Return every entry exactly.
****
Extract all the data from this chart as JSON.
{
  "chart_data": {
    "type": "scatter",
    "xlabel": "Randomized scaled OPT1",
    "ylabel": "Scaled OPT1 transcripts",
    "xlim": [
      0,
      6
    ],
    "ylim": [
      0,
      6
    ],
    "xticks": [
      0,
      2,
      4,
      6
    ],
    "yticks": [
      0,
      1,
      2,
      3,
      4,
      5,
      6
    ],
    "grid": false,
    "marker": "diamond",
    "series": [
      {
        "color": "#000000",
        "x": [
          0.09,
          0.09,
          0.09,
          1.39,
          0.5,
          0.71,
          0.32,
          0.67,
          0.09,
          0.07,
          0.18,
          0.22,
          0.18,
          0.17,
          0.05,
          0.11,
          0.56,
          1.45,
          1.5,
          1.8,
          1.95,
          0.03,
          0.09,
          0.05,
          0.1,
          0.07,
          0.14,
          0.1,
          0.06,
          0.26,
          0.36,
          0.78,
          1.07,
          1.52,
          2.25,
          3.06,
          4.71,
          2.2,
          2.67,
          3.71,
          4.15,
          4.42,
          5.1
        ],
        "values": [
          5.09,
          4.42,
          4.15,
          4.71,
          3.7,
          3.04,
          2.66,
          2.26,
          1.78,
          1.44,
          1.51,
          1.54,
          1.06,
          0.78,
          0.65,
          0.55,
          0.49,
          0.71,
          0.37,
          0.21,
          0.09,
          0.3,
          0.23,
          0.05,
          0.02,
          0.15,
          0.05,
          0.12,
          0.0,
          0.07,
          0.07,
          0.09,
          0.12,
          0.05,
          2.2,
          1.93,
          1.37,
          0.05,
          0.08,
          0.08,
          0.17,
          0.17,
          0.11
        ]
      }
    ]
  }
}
****
◆ Output for this task
Extract all the data from this chart as JSON.
{
  "chart_data": {
    "type": "scatter",
    "xlabel": "Randomized scaled OPT1",
    "ylabel": "Scaled OPT1 transcripts",
    "xlim": [
      0,
      6
    ],
    "ylim": [
      0,
      6
    ],
    "xticks": [
      0,
      2,
      4,
      6
    ],
    "yticks": [
      0,
      1,
      2,
      3,
      4,
      5,
      6
    ],
    "grid": false,
    "marker": "diamond",
    "series": [
      {
        "color": "#000000",
        "x": [
          0.09,
          0.09,
          0.09,
          1.39,
          0.5,
          0.71,
          0.32,
          0.67,
          0.09,
          0.07,
          0.18,
          0.22,
          0.18,
          0.17,
          0.05,
          0.11,
          0.56,
          1.45,
          1.5,
          1.8,
          1.95,
          0.03,
          0.09,
          0.05,
          0.1,
          0.07,
          0.14,
          0.1,
          0.06,
          0.26,
          0.36,
          0.78,
          1.07,
          1.52,
          2.25,
          3.06,
          4.71,
          2.2,
          2.67,
          3.71,
          4.15,
          4.42,
          5.1
        ],
        "values": [
          5.09,
          4.42,
          4.15,
          4.71,
          3.7,
          3.04,
          2.66,
          2.26,
          1.78,
          1.44,
          1.51,
          1.54,
          1.06,
          0.78,
          0.65,
          0.55,
          0.49,
          0.71,
          0.37,
          0.21,
          0.09,
          0.3,
          0.23,
          0.05,
          0.02,
          0.15,
          0.05,
          0.12,
          0.0,
          0.07,
          0.07,
          0.09,
          0.12,
          0.05,
          2.2,
          1.93,
          1.37,
          0.05,
          0.08,
          0.08,
          0.17,
          0.17,
          0.11
        ]
      }
    ]
  }
}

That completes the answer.